-- WHAT TO WORK ON --
In the material below, find every line with "eyebrow" and pull it out.

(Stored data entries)
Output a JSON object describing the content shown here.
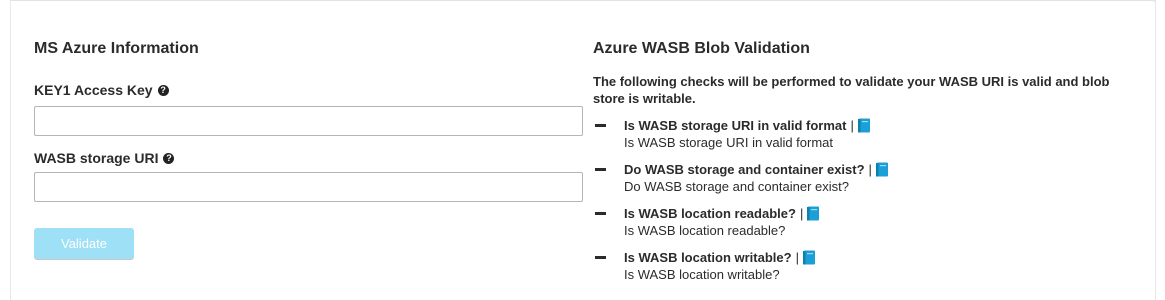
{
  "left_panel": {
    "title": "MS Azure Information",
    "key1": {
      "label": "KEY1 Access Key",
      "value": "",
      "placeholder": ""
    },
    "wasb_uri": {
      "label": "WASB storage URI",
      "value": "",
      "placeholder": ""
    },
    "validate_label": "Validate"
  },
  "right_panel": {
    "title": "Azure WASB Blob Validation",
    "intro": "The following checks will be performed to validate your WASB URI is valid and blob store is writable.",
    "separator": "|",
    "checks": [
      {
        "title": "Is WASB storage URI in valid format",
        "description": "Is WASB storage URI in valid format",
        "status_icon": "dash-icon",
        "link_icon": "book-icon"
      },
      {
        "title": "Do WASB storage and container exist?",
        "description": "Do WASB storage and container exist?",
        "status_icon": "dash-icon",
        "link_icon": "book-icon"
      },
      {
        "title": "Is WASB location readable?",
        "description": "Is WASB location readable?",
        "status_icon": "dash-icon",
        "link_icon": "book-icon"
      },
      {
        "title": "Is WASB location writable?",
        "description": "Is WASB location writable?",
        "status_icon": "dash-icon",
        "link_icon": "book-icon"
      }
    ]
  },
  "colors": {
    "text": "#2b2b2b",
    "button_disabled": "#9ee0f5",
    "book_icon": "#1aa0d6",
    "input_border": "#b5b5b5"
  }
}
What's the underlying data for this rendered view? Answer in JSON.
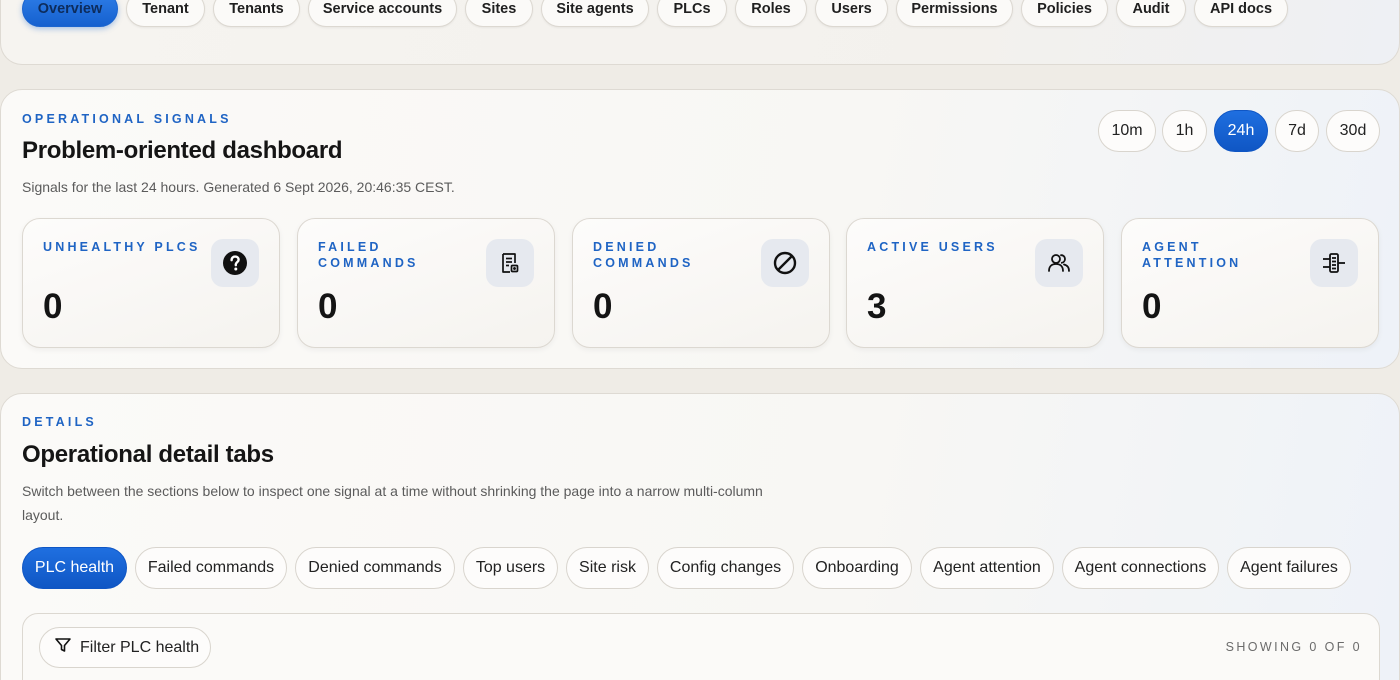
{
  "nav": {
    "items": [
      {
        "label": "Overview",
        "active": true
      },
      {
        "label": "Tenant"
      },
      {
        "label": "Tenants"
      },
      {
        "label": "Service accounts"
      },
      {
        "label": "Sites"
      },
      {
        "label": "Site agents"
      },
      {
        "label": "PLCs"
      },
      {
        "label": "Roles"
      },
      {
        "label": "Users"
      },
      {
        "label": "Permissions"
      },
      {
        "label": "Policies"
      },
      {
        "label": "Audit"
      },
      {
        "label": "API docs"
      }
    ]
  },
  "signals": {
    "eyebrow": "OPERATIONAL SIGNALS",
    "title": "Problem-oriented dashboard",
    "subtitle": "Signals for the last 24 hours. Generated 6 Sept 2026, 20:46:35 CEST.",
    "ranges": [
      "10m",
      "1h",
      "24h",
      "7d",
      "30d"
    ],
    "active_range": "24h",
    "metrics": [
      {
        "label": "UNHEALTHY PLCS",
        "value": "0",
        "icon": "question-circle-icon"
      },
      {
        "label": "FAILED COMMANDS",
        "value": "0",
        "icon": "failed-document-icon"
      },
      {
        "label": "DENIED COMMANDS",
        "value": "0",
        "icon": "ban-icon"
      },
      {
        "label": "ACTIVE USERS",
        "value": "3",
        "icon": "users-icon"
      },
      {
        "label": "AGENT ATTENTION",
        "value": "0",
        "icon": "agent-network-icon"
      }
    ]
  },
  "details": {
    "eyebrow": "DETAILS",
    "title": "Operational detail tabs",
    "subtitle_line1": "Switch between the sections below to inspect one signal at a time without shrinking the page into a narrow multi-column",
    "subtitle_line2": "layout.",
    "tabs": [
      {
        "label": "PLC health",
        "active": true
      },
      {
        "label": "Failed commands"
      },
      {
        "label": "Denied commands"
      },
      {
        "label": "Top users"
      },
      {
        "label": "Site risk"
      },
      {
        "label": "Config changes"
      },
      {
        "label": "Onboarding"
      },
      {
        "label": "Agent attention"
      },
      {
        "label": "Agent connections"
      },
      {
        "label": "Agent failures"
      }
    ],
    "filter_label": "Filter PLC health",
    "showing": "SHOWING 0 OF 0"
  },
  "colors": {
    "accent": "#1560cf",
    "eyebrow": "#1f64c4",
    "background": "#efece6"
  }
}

...

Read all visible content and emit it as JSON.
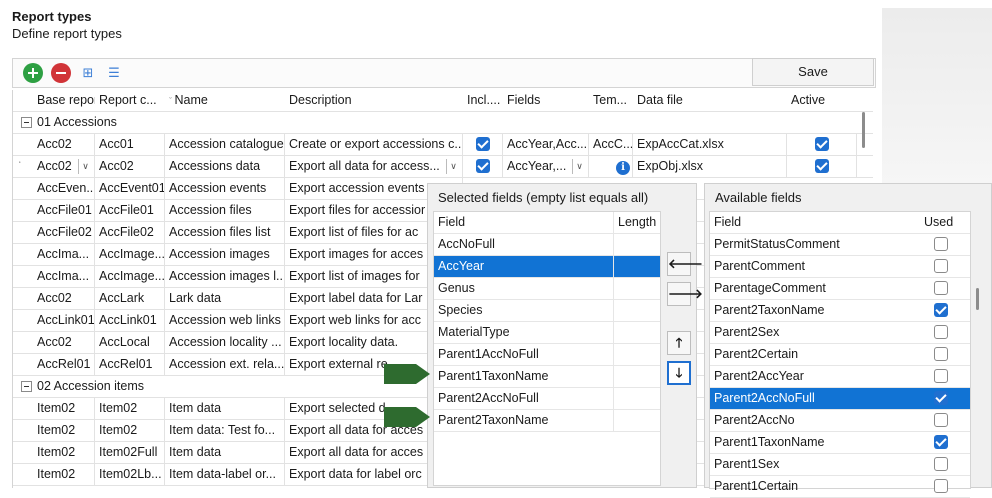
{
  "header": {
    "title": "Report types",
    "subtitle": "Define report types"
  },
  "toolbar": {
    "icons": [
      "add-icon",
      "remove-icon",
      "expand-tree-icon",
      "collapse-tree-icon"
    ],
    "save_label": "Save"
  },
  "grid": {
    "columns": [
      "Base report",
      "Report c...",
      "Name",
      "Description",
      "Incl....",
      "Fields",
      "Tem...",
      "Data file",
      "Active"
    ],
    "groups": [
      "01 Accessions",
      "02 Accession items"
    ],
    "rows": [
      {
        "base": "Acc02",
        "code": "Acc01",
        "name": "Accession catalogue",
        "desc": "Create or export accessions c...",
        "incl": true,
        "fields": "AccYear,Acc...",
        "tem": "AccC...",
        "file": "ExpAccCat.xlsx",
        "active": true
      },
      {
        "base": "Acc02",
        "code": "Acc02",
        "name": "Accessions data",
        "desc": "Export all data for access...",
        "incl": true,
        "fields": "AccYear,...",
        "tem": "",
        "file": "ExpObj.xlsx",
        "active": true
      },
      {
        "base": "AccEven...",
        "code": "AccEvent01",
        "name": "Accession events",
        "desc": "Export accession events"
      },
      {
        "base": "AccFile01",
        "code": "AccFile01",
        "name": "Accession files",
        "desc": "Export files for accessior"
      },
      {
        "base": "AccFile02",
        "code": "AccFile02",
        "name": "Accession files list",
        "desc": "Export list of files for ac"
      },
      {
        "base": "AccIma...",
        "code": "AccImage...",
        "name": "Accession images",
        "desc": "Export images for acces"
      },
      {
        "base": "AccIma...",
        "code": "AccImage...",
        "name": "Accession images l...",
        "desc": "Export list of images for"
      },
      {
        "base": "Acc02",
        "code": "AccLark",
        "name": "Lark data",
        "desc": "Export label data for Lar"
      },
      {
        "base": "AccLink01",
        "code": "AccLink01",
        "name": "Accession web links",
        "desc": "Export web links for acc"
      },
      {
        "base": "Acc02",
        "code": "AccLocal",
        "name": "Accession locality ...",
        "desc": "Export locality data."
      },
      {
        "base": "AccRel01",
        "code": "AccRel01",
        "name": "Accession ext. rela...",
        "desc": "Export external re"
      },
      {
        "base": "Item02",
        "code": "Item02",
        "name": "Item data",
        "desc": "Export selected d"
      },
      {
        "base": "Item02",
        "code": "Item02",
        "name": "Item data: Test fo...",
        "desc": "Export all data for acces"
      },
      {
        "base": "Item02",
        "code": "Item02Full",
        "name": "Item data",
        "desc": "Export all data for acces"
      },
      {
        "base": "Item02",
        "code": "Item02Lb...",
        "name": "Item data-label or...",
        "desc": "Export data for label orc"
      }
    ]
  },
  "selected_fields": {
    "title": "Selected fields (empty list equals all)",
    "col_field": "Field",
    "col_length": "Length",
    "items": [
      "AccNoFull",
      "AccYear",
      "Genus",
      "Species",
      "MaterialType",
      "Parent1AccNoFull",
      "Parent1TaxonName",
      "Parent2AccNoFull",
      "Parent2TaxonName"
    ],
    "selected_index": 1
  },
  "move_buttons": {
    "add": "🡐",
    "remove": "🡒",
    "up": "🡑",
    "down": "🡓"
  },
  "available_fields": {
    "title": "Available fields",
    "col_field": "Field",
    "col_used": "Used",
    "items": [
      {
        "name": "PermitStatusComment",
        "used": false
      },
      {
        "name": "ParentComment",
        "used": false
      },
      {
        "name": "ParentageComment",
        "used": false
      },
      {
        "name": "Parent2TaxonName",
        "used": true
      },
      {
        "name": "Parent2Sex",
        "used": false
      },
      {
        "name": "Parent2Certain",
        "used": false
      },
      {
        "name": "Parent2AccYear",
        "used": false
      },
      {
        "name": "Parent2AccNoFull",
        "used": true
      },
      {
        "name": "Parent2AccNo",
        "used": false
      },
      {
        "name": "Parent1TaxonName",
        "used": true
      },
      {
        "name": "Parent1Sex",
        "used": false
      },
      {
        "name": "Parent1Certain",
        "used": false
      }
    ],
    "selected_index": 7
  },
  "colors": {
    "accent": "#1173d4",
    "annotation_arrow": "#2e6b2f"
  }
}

-- EXERCISE OUTPUT --
    "eyebrow": "OPERATIONAL SIGNALS",
    "eyebrow": "DETAILS",
    "eyebrow": "#1f64c4",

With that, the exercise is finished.